WORK TO BE COMPLETED: Gather the lines below that include the string "this", copying each in full.

RECORDS FOR THE EXERCISE:
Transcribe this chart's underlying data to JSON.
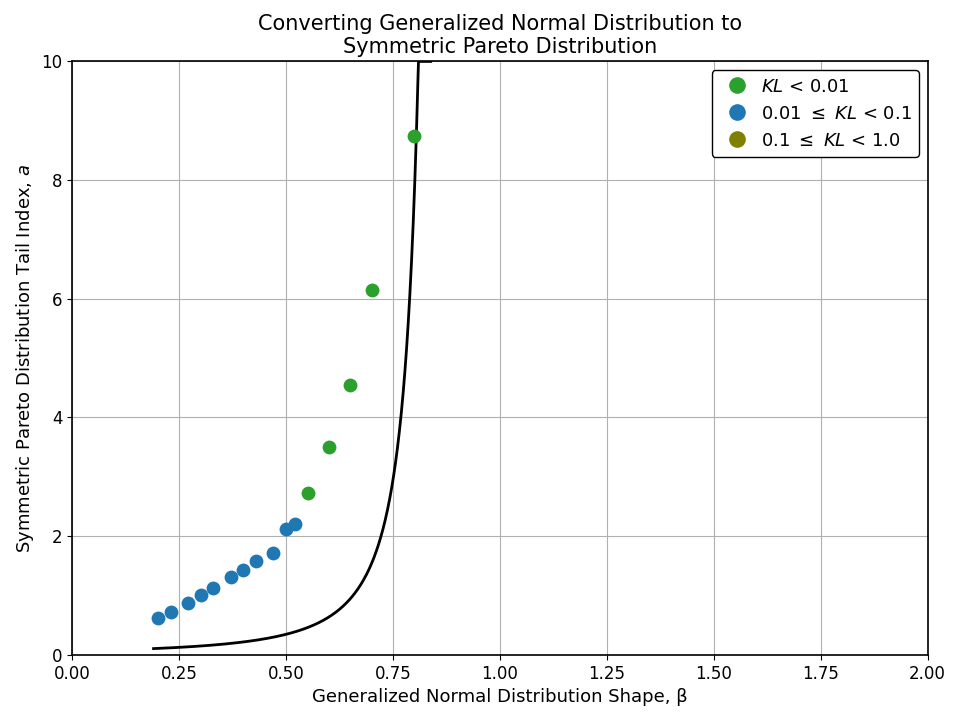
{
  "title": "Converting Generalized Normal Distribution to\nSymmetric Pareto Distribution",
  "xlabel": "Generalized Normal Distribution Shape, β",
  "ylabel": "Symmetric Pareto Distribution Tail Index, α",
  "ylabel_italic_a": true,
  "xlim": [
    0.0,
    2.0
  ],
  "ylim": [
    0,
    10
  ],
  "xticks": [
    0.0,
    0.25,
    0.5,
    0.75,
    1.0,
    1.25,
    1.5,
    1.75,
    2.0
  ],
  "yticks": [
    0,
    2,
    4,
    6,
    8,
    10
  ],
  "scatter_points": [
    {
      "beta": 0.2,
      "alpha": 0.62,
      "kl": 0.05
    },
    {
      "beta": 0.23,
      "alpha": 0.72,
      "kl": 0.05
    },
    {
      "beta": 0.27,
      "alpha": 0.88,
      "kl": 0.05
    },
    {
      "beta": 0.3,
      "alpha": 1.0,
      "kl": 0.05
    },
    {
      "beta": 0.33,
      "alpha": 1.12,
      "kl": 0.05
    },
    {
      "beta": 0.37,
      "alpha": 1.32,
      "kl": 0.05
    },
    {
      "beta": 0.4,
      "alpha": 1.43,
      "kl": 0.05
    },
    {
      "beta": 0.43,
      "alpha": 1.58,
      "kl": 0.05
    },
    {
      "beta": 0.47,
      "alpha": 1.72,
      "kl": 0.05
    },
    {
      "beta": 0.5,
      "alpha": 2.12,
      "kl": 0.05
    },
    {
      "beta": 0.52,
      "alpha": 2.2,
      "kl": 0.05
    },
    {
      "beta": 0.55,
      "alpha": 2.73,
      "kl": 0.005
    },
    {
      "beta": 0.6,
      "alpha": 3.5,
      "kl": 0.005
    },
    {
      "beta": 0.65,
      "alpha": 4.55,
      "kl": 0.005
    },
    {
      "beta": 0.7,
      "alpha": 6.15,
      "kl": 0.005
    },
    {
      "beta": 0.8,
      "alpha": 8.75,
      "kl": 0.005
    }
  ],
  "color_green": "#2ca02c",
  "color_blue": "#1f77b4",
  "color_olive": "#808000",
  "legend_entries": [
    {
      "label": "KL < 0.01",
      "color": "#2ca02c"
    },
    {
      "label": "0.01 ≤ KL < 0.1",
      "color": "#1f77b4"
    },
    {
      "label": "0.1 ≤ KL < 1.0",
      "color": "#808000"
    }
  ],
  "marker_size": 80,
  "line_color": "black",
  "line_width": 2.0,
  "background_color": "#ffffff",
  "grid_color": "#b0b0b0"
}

--

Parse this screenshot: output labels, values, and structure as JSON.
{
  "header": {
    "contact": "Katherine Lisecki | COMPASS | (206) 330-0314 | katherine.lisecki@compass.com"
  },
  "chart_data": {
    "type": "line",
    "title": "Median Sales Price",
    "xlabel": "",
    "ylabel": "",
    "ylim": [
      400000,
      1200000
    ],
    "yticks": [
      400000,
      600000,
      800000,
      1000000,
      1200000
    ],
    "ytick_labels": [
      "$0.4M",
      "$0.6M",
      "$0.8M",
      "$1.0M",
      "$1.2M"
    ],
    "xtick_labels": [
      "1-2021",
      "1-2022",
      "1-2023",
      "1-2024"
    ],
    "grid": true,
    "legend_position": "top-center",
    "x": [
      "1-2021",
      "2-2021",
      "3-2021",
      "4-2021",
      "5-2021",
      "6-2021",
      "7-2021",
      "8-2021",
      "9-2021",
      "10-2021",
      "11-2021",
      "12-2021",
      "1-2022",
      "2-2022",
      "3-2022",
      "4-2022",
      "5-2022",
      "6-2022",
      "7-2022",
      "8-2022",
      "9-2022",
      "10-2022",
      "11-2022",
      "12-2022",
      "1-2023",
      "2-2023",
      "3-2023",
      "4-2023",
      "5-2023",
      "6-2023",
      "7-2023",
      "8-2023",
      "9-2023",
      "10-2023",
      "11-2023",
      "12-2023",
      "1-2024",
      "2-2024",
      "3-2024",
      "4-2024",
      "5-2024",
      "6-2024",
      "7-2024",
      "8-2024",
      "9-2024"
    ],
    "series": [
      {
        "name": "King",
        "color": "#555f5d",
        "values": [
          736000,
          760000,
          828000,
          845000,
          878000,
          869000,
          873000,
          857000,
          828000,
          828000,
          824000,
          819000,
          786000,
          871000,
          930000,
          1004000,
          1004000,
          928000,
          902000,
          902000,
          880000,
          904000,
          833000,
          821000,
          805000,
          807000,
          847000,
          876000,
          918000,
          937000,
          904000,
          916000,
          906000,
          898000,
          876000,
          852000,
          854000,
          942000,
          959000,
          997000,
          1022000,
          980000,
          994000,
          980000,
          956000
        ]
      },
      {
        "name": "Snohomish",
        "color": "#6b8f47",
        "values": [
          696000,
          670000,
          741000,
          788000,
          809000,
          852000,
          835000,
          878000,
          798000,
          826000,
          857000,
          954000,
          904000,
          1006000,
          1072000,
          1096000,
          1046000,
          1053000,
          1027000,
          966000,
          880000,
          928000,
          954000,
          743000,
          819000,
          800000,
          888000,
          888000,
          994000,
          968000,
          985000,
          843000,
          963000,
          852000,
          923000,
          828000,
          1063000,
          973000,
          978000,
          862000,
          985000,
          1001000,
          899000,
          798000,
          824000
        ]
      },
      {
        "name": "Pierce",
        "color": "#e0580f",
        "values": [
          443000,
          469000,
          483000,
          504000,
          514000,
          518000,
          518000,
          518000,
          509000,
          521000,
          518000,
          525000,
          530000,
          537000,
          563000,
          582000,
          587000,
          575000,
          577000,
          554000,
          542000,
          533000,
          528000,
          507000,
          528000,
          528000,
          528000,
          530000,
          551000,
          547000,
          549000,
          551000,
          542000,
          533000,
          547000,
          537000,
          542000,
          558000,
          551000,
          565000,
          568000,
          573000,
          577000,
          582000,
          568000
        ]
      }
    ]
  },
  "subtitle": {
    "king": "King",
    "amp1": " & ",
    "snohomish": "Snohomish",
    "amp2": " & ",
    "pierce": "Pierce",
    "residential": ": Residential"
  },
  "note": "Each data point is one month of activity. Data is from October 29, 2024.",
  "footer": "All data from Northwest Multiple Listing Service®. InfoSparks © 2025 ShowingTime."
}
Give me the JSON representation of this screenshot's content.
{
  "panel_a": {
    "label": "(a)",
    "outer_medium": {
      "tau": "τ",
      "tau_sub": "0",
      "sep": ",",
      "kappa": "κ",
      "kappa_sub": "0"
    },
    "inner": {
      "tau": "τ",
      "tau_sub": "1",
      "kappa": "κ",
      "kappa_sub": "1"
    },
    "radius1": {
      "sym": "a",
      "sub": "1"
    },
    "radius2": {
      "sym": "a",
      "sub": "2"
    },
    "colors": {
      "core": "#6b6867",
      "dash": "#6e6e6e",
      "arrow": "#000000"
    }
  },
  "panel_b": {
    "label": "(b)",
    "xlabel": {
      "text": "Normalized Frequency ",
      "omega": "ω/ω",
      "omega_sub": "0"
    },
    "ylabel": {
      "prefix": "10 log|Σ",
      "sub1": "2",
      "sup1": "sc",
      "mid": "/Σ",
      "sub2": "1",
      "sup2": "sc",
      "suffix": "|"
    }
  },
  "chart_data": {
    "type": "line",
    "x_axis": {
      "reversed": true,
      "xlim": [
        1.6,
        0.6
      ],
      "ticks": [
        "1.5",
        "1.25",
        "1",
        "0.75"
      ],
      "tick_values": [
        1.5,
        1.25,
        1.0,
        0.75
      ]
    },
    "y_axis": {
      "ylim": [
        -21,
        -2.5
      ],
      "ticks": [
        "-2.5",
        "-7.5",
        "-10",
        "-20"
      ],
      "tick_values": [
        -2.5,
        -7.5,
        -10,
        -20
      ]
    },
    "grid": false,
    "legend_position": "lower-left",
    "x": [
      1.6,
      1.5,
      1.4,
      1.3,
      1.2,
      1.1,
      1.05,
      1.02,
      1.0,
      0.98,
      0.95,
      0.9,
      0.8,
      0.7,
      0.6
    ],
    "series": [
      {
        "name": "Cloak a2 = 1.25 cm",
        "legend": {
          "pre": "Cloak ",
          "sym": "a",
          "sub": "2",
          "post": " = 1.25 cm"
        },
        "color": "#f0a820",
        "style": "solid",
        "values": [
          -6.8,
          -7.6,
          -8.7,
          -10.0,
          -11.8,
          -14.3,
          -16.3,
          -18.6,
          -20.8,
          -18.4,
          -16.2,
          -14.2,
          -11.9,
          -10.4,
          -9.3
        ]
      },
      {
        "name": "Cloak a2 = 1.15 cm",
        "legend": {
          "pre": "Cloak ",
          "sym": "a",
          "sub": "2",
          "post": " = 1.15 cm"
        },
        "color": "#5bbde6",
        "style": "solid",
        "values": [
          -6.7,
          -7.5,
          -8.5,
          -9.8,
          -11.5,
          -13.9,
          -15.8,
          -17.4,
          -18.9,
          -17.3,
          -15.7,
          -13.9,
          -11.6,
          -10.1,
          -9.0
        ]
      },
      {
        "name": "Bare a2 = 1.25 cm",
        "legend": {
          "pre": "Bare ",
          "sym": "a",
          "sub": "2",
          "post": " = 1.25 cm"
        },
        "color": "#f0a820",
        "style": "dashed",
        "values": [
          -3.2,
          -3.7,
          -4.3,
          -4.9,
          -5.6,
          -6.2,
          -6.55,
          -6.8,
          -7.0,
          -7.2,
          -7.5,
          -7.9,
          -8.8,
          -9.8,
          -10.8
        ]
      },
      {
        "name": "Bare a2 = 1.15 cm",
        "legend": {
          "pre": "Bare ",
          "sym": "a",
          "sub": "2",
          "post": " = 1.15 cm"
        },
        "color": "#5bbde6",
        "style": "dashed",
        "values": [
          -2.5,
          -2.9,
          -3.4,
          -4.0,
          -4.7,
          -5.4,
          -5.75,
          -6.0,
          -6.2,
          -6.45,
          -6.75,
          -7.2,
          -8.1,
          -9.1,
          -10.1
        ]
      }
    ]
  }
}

FINAL RESULT:
Transcribe this chart's underlying data to JSON.
Parse this screenshot: output labels, values, and structure as JSON.
Give me the JSON representation of this screenshot's content.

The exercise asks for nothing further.